• Task to complete
Copy out every line of the material below word for word, changing nothing.

• Spatial layout data
====
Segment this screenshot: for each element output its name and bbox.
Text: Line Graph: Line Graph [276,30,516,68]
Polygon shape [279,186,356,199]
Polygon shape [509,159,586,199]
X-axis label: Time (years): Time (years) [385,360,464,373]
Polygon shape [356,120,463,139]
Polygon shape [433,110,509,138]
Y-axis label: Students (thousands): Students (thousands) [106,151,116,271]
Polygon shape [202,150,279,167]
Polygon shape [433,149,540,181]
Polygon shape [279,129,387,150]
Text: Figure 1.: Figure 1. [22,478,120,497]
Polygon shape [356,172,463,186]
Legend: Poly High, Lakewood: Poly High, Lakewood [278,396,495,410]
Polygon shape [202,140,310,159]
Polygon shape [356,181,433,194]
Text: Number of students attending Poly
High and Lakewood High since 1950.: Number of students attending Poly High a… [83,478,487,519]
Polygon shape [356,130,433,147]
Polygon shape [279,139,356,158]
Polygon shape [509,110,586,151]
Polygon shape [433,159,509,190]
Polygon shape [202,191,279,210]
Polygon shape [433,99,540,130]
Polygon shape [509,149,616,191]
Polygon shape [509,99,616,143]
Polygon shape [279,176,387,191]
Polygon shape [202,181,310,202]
====
• Worked solution
Segment this screenshot: for each element output its name and bbox.
Text: Line Graph: Line Graph [276,30,516,68]
Polygon shape [279,186,356,199]
Polygon shape [509,159,586,199]
X-axis label: Time (years): Time (years) [385,360,464,373]
Polygon shape [356,120,463,139]
Polygon shape [433,110,509,138]
Y-axis label: Students (thousands): Students (thousands) [106,151,116,271]
Polygon shape [202,150,279,167]
Polygon shape [433,149,540,181]
Polygon shape [279,129,387,150]
Text: Figure 1.: Figure 1. [22,478,120,497]
Polygon shape [356,172,463,186]
Legend: Poly High, Lakewood: Poly High, Lakewood [278,396,495,410]
Polygon shape [202,140,310,159]
Polygon shape [356,181,433,194]
Text: Number of students attending Poly
High and Lakewood High since 1950.: Number of students attending Poly High a… [83,478,487,519]
Polygon shape [356,130,433,147]
Polygon shape [279,139,356,158]
Polygon shape [509,110,586,151]
Polygon shape [433,159,509,190]
Polygon shape [202,191,279,210]
Polygon shape [433,99,540,130]
Polygon shape [509,149,616,191]
Polygon shape [509,99,616,143]
Polygon shape [279,176,387,191]
Polygon shape [202,181,310,202]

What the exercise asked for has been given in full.